◆ Given exercise ◆
Leave out the pictures and copy everything else in the entries exactly.

[A block of data]

------------

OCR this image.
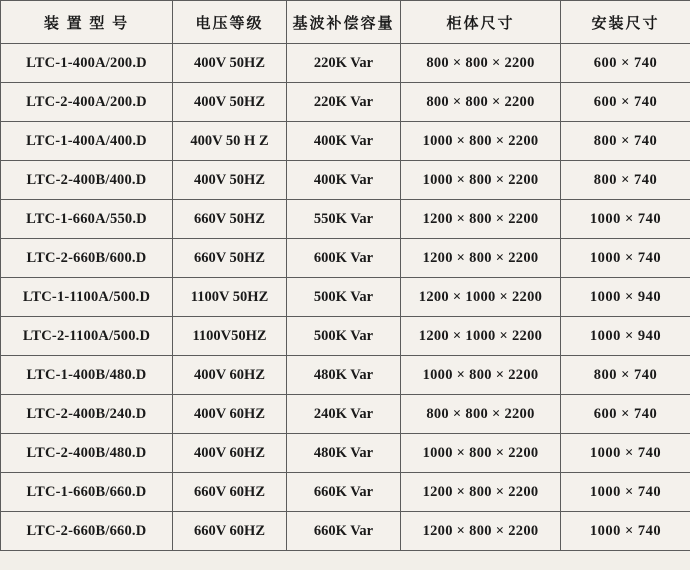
装 置 型 号	电压等级	基波补偿容量	柜体尺寸	安装尺寸
LTC-1-400A/200.D	400V 50HZ	220K Var	800 × 800 × 2200	600 × 740
LTC-2-400A/200.D	400V 50HZ	220K Var	800 × 800 × 2200	600 × 740
LTC-1-400A/400.D	400V 50 H Z	400K Var	1000 × 800 × 2200	800 × 740
LTC-2-400B/400.D	400V 50HZ	400K Var	1000 × 800 × 2200	800 × 740
LTC-1-660A/550.D	660V 50HZ	550K Var	1200 × 800 × 2200	1000 × 740
LTC-2-660B/600.D	660V 50HZ	600K Var	1200 × 800 × 2200	1000 × 740
LTC-1-1100A/500.D	1100V 50HZ	500K Var	1200 × 1000 × 2200	1000 × 940
LTC-2-1100A/500.D	1100V50HZ	500K Var	1200 × 1000 × 2200	1000 × 940
LTC-1-400B/480.D	400V 60HZ	480K Var	1000 × 800 × 2200	800 × 740
LTC-2-400B/240.D	400V 60HZ	240K Var	800 × 800 × 2200	600 × 740
LTC-2-400B/480.D	400V 60HZ	480K Var	1000 × 800 × 2200	1000 × 740
LTC-1-660B/660.D	660V 60HZ	660K Var	1200 × 800 × 2200	1000 × 740
LTC-2-660B/660.D	660V 60HZ	660K Var	1200 × 800 × 2200	1000 × 740
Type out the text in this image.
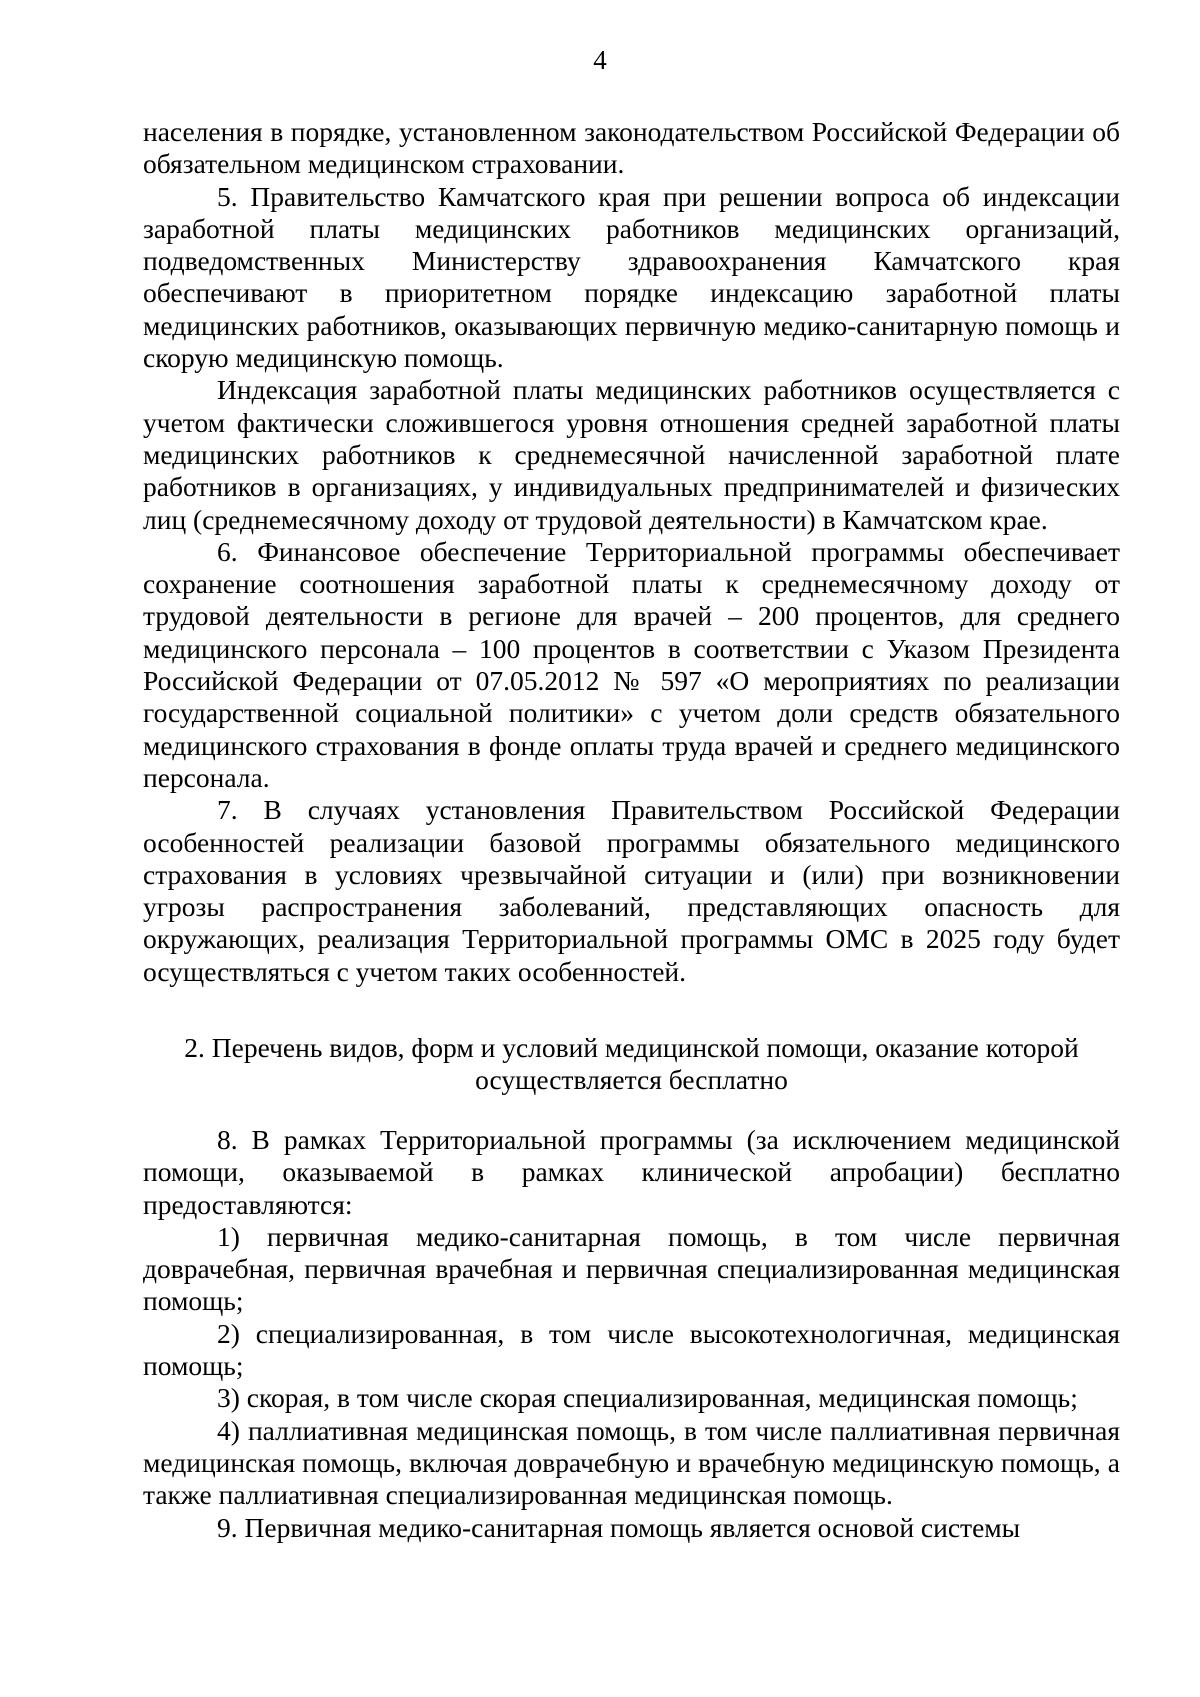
4

населения в порядке, установленном законодательством Российской Федерации об обязательном медицинском страховании.

5. Правительство Камчатского края при решении вопроса об индексации заработной платы медицинских работников медицинских организаций, подведомственных Министерству здравоохранения Камчатского края обеспечивают в приоритетном порядке индексацию заработной платы медицинских работников, оказывающих первичную медико-санитарную помощь и скорую медицинскую помощь.

Индексация заработной платы медицинских работников осуществляется с учетом фактически сложившегося уровня отношения средней заработной платы медицинских работников к среднемесячной начисленной заработной плате работников в организациях, у индивидуальных предпринимателей и физических лиц (среднемесячному доходу от трудовой деятельности) в Камчатском крае.

6. Финансовое обеспечение Территориальной программы обеспечивает сохранение соотношения заработной платы к среднемесячному доходу от трудовой деятельности в регионе для врачей – 200 процентов, для среднего медицинского персонала – 100 процентов в соответствии с Указом Президента Российской Федерации от 07.05.2012 № 597 «О мероприятиях по реализации государственной социальной политики» с учетом доли средств обязательного медицинского страхования в фонде оплаты труда врачей и среднего медицинского персонала.

7. В случаях установления Правительством Российской Федерации особенностей реализации базовой программы обязательного медицинского страхования в условиях чрезвычайной ситуации и (или) при возникновении угрозы распространения заболеваний, представляющих опасность для окружающих, реализация Территориальной программы ОМС в 2025 году будет осуществляться с учетом таких особенностей.

2. Перечень видов, форм и условий медицинской помощи, оказание которой
осуществляется бесплатно

8. В рамках Территориальной программы (за исключением медицинской помощи, оказываемой в рамках клинической апробации) бесплатно предоставляются:

1) первичная медико-санитарная помощь, в том числе первичная доврачебная, первичная врачебная и первичная специализированная медицинская помощь;

2) специализированная, в том числе высокотехнологичная, медицинская помощь;

3) скорая, в том числе скорая специализированная, медицинская помощь;

4) паллиативная медицинская помощь, в том числе паллиативная первичная медицинская помощь, включая доврачебную и врачебную медицинскую помощь, а также паллиативная специализированная медицинская помощь.

9. Первичная медико-санитарная помощь является основой системы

------------

◆ Right answer ◆
OCR this image.
装 置 型 号	电压等级	基波补偿容量	柜体尺寸	安装尺寸
LTC-1-400A/200.D	400V 50HZ	220K Var	800 × 800 × 2200	600 × 740
LTC-2-400A/200.D	400V 50HZ	220K Var	800 × 800 × 2200	600 × 740
LTC-1-400A/400.D	400V 50 H Z	400K Var	1000 × 800 × 2200	800 × 740
LTC-2-400B/400.D	400V 50HZ	400K Var	1000 × 800 × 2200	800 × 740
LTC-1-660A/550.D	660V 50HZ	550K Var	1200 × 800 × 2200	1000 × 740
LTC-2-660B/600.D	660V 50HZ	600K Var	1200 × 800 × 2200	1000 × 740
LTC-1-1100A/500.D	1100V 50HZ	500K Var	1200 × 1000 × 2200	1000 × 940
LTC-2-1100A/500.D	1100V50HZ	500K Var	1200 × 1000 × 2200	1000 × 940
LTC-1-400B/480.D	400V 60HZ	480K Var	1000 × 800 × 2200	800 × 740
LTC-2-400B/240.D	400V 60HZ	240K Var	800 × 800 × 2200	600 × 740
LTC-2-400B/480.D	400V 60HZ	480K Var	1000 × 800 × 2200	1000 × 740
LTC-1-660B/660.D	660V 60HZ	660K Var	1200 × 800 × 2200	1000 × 740
LTC-2-660B/660.D	660V 60HZ	660K Var	1200 × 800 × 2200	1000 × 740
Type out the text in this image.
4

населения в порядке, установленном законодательством Российской Федерации об обязательном медицинском страховании.

5. Правительство Камчатского края при решении вопроса об индексации заработной платы медицинских работников медицинских организаций, подведомственных Министерству здравоохранения Камчатского края обеспечивают в приоритетном порядке индексацию заработной платы медицинских работников, оказывающих первичную медико-санитарную помощь и скорую медицинскую помощь.

Индексация заработной платы медицинских работников осуществляется с учетом фактически сложившегося уровня отношения средней заработной платы медицинских работников к среднемесячной начисленной заработной плате работников в организациях, у индивидуальных предпринимателей и физических лиц (среднемесячному доходу от трудовой деятельности) в Камчатском крае.

6. Финансовое обеспечение Территориальной программы обеспечивает сохранение соотношения заработной платы к среднемесячному доходу от трудовой деятельности в регионе для врачей – 200 процентов, для среднего медицинского персонала – 100 процентов в соответствии с Указом Президента Российской Федерации от 07.05.2012 № 597 «О мероприятиях по реализации государственной социальной политики» с учетом доли средств обязательного медицинского страхования в фонде оплаты труда врачей и среднего медицинского персонала.

7. В случаях установления Правительством Российской Федерации особенностей реализации базовой программы обязательного медицинского страхования в условиях чрезвычайной ситуации и (или) при возникновении угрозы распространения заболеваний, представляющих опасность для окружающих, реализация Территориальной программы ОМС в 2025 году будет осуществляться с учетом таких особенностей.

2. Перечень видов, форм и условий медицинской помощи, оказание которой
осуществляется бесплатно

8. В рамках Территориальной программы (за исключением медицинской помощи, оказываемой в рамках клинической апробации) бесплатно предоставляются:

1) первичная медико-санитарная помощь, в том числе первичная доврачебная, первичная врачебная и первичная специализированная медицинская помощь;

2) специализированная, в том числе высокотехнологичная, медицинская помощь;

3) скорая, в том числе скорая специализированная, медицинская помощь;

4) паллиативная медицинская помощь, в том числе паллиативная первичная медицинская помощь, включая доврачебную и врачебную медицинскую помощь, а также паллиативная специализированная медицинская помощь.

9. Первичная медико-санитарная помощь является основой системы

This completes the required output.